───── Fragmento del documento

El primer escenario del duelo parecía dispuesto para un espectáculo: dos parabólicas se encaramaron en el campanario; decenas de cables cruzaron de un lado a otro aprovechando todos los árboles posibles; las unidades móviles colapsaron el patio de la parroquia; varios andamios pinchados frente a la puerta de la iglesia soportaron cámaras y presentadores.

La familia Segura evita la tragedia en una ceremonia fúnebre tranquila y sencilla.

La ceremonia fúnebre organizada por la familia Segura fue tranquila y sencilla. Pero no pudo ser discreta. Un centenar de periodistas -al lugar llegó hasta una cámara de la televisión mexicana- llenaron de grabadoras y teleobjetivos las calles de La Moraleja, una urbanización tranquila y de lujo donde abundan los vigilantes de seguridad.

Los policías nacionales desplazados al lugar, unos 60, vigilaron atentos. Sin muchedumbres que controlar -a la iglesia sólo se acercaron 200 personas sin parentesco con los Segura-, fijaron su atención en el batallón de informadores: "Tened cuidado de que no se cuele un periodista", ordenaba un capitán a su tropa mientras esperaban el comienzo del acto.

El trajín cedió al silencio a las 11.55. A esa hora aparcaron junto a la parroquia Nuestra Señora de la Moraleja -tomada a partes iguales por periodistas y policías- el furgón con los restos de Anabel y otros dos coches atestados, de coronas. Sin despegarse del ataúd, apareció la familia. Detrás, la delegación política, encabezada por los alcaldes de Alcobendas -donde residía Anabel-, Pantoja y Numancia de la Sagra -donde fue encontrada muerta- Tres sacerdotes recibieron a la comitiva en la puerta de la iglesia. Dieron el pésame y entonaron un padrenuestro.

"Anabel no ha muerto"

A continuación, una hora de misa que se escapaba a la calle por dos grandes altavoces. Los oradores intentaron borrar el pasado y huir de la tragedia. No hubo un solo recuerdo para el drámatico final de Anabel.

──────────

◆ Tareas requeridas ◆
a) Reescribe el pasaje de la crónica del funeral que va entre "La ceremonia fúnebre" y "vigilantes de seguridad.", ambos incluidos, y cambia "periodistas" por "reporteros".
b) Según la crónica del funeral, ¿cuántos policías nacionales se desplazaron al lugar?
c) Prosigue la crónica del funeral de Anabel Segura a partir de su última oración.

───── Lista de registros

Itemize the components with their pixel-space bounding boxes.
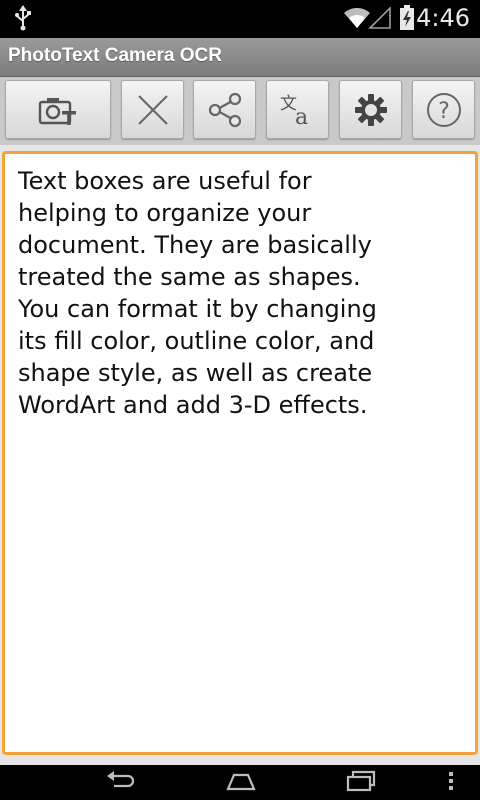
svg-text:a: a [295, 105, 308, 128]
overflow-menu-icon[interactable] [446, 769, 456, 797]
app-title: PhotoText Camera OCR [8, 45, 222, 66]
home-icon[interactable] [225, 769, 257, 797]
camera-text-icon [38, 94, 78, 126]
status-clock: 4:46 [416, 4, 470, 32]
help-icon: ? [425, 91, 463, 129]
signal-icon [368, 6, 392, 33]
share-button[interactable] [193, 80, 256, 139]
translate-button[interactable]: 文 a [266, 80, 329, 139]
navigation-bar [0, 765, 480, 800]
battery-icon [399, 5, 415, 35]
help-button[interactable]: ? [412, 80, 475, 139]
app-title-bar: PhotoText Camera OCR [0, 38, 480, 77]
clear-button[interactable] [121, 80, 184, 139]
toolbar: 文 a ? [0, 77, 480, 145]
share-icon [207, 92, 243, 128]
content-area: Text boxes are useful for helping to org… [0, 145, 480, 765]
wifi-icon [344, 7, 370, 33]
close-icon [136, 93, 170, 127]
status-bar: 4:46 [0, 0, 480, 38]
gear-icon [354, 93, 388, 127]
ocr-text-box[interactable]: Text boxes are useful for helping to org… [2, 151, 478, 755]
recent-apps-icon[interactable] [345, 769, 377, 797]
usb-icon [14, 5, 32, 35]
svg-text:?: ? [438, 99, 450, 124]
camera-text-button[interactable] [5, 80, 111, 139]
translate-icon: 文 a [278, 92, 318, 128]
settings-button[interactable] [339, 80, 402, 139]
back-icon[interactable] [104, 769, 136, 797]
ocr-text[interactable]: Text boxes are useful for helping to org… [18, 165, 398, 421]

──────────
───── Lista de registros

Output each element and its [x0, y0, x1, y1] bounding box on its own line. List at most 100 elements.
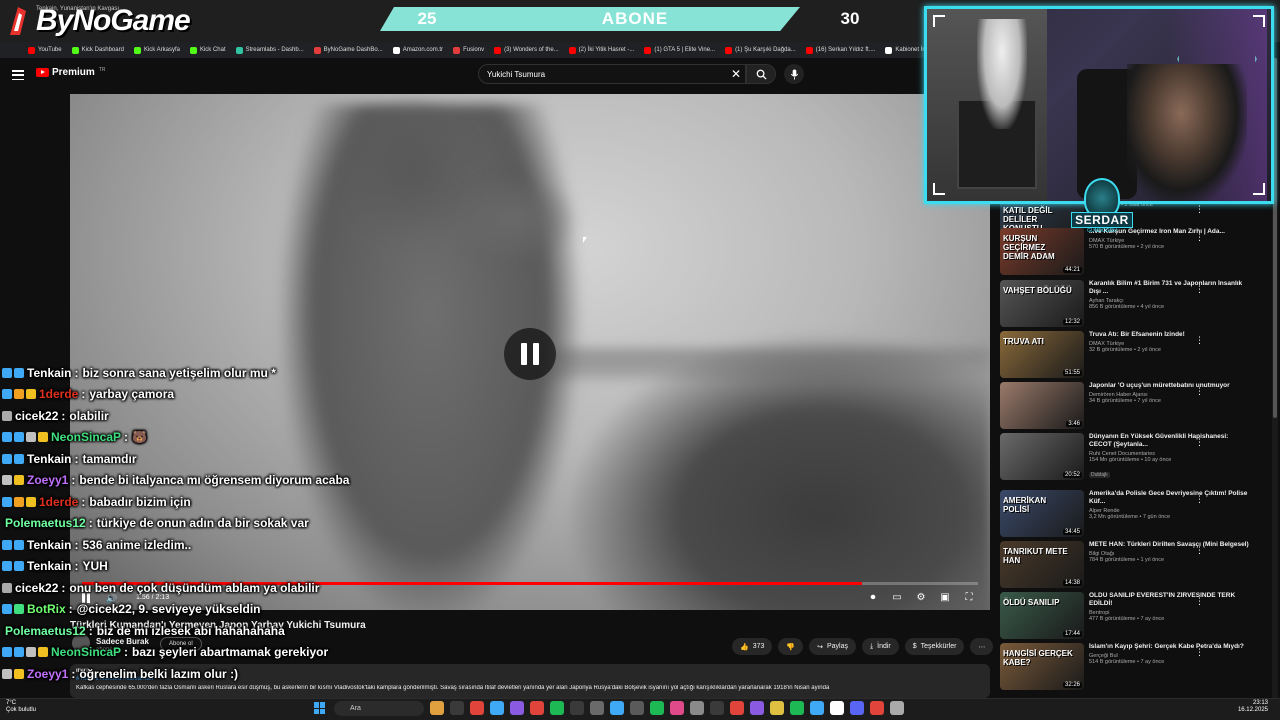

──────────

◆ Resultados ◆
a)
La ceremonia fúnebre organizada por la familia Segura fue tranquila y sencilla. Pero no pudo ser discreta. Un centenar de reporteros -al lugar llegó hasta una cámara de la televisión mexicana- llenaron de grabadoras y teleobjetivos las calles de La Moraleja, una urbanización tranquila y de lujo donde abundan los vigilantes de seguridad.

b) Unos 60.

c)
La homilía de Raúl Gómez Nogueral, párroco de La Moraleja, evitó referencias al trágico suceso. Buscó mensajes positivos: "Anabel no ha muerto. Vive por siempre feliz en la gloria del Padre (...). Era muy conocida. Una hija muy buena. Tengo la seguridad de que nuestra hermana es feliz porque está con Dios".

El coro de la parroquia, al que se unieron las mejores voces del colegio Aldobea, de La Moraleja, eligió canciones "esperanzadoras para huir del tono fúnebre", según explicó un sacerdote. El jubiloso aleluya repicó con insistencia.

Manuel Segura, primo de Anabel y portavoz de la familia, pidió "respeto a la intimidad". Pero la eucaristía fue emitida en directo por una cadena de televisión gracias a que las puertas del templo permanecieron abiertas.

Un centenar de curiosos y un grupo de alumnos del colegio Alemán -donde estudió Anabel- oyeron desde la calle las palabras de los tres sacerdotes que concelebraron la misa. Pero no todos se conformaron con el sonido: "Mi marido era amigo del padre y no me han dejado pasar pese a que he llegado una hora antes", se quejaba una señora tras la valla.

Se acercó a la iglesia un compañero de bachillerato del padre de Anabel. "Hace cincuenta años que no le veo. Después de lo ocurrido, no pude llamarle. Me acobardé. Hoy he venido a apoyarle", contó.

Presidió la ceremonia Faustino Sáez, arzobispo y nuncio del Papa en el Zaire. Estaba allí por una casualidad: tenía fámiliares en La Moraleja. Dentro del templo, una estancia pequeña y humilde con 44 bancos y 14 sillas, no entró una sola flor "por expreso deseo de la familia".

Junto,a la puerta se quedaron más de veinte coronas: de los vecinos de Alcobendas, de sus vecinos de Intergolf, de sus compañeros de cuarto de Empresariales... Y un corazón hecho de claveles rojos, "con cariño, de sus primos".

Una rosa llegó hasta la madre de Anabel cuando un escolar de Madrid atravesó el cordón policial. Las demás flores viajaron un kilómetro para descansar, durante los 10 minutos que duró el entierro, en las tapias de la ermita de Nuestra Señora de la Paz. Más tarde, los empleados de varias funerarias las dejaron definitivamente junto a la tumba.

En el cementerio, las cámaras no pudieron recoger el momento crucial. Una televisión intentó trepar y tomar la exclusiva. La Policía Nacional cazó al intrépido.

El padre de Susana Ruiz, la joven de 16 años que apareció muerta en febrero de 1993 en un descampado de Vicálvaro, se acercó hasta el camposanto. Con los ojos quietos siguió al cortejo fúnebre. "Esto es terrible", declaró todas las veces que los micrófonos se acercaron hasta él. Cuando conocieron su identidad, varias vecinas de la familia Segura se apresuraron a solidarizarse con su dolor y a exigir justicia en voz alta. "La pena de muerte no es suficiente para los asesinos de su hija Susana, porque así no sufren. Hay que encerrarlos en un celda de dos por dos durante toda su vida", proclamaba una de ellas. El resto asentía.